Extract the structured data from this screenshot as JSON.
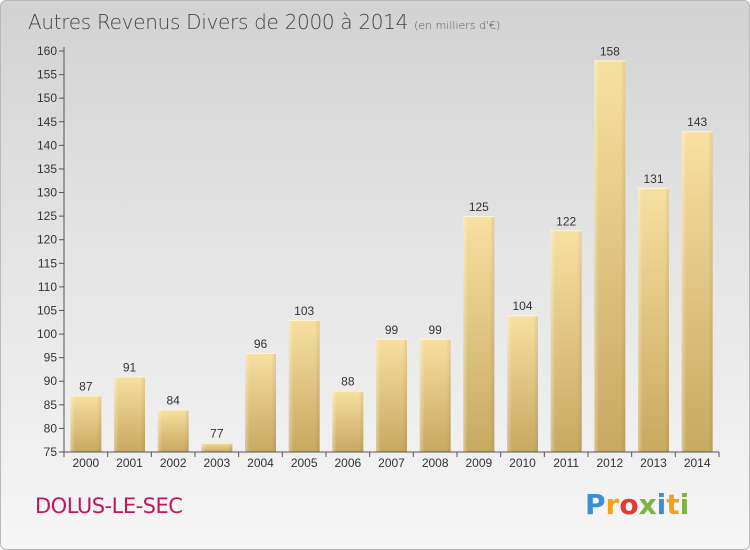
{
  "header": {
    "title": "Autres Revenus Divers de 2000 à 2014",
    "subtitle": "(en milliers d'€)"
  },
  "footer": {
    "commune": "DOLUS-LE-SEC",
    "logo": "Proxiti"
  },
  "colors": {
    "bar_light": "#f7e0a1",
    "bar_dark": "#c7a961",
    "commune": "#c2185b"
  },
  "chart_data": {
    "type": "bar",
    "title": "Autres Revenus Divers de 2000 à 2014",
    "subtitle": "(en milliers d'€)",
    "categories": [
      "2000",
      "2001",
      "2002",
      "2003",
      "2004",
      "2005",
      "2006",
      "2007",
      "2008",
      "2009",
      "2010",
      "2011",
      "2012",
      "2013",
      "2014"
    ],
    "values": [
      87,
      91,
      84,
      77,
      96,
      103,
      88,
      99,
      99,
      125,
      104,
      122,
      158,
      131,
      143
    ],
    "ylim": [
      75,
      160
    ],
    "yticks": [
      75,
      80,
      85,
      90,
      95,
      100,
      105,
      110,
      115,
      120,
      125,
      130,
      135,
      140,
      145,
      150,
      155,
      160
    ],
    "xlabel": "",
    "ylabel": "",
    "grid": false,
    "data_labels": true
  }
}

◇ ◇ ◇ ◇ ◇

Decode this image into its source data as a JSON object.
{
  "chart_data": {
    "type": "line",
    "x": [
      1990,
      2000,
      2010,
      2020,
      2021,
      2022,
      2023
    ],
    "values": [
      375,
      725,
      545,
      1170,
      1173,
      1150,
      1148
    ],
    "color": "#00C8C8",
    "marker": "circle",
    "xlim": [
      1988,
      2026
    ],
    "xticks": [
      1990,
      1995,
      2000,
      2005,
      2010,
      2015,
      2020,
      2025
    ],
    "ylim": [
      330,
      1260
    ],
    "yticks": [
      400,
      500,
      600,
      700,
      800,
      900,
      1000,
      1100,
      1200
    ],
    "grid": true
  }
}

◇ ◇ ◇ ◇ ◇

**What you are asked to do**
Copy whichever lines in the listing above contain the word "milliers".

**Answer to this exercise**
    "subtitle": "(en milliers d'€)"
    "subtitle": "(en milliers d'€)",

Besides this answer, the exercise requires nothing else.